* **Records contained in a dataset**
───
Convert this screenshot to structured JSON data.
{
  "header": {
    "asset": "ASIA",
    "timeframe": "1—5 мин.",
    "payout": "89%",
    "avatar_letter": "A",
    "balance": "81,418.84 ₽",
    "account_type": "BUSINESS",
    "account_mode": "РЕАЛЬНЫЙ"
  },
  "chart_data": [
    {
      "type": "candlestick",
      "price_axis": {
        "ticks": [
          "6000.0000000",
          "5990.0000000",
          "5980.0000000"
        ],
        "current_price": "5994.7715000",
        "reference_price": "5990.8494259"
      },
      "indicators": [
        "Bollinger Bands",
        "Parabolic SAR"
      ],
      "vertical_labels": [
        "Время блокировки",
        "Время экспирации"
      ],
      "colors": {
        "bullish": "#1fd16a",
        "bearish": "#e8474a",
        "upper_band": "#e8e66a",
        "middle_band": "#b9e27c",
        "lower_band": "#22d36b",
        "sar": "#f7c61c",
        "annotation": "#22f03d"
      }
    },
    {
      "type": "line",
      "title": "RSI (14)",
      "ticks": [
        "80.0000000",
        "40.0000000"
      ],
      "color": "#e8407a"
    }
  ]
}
───
* **WHAT IS ASKED**
Would you reproduce the material above in full, exactly as given?

* **TASK ANSWER**
Convert this screenshot to structured JSON data.
{
  "header": {
    "asset": "ASIA",
    "timeframe": "1—5 мин.",
    "payout": "89%",
    "avatar_letter": "A",
    "balance": "81,418.84 ₽",
    "account_type": "BUSINESS",
    "account_mode": "РЕАЛЬНЫЙ"
  },
  "chart_data": [
    {
      "type": "candlestick",
      "price_axis": {
        "ticks": [
          "6000.0000000",
          "5990.0000000",
          "5980.0000000"
        ],
        "current_price": "5994.7715000",
        "reference_price": "5990.8494259"
      },
      "indicators": [
        "Bollinger Bands",
        "Parabolic SAR"
      ],
      "vertical_labels": [
        "Время блокировки",
        "Время экспирации"
      ],
      "colors": {
        "bullish": "#1fd16a",
        "bearish": "#e8474a",
        "upper_band": "#e8e66a",
        "middle_band": "#b9e27c",
        "lower_band": "#22d36b",
        "sar": "#f7c61c",
        "annotation": "#22f03d"
      }
    },
    {
      "type": "line",
      "title": "RSI (14)",
      "ticks": [
        "80.0000000",
        "40.0000000"
      ],
      "color": "#e8407a"
    }
  ]
}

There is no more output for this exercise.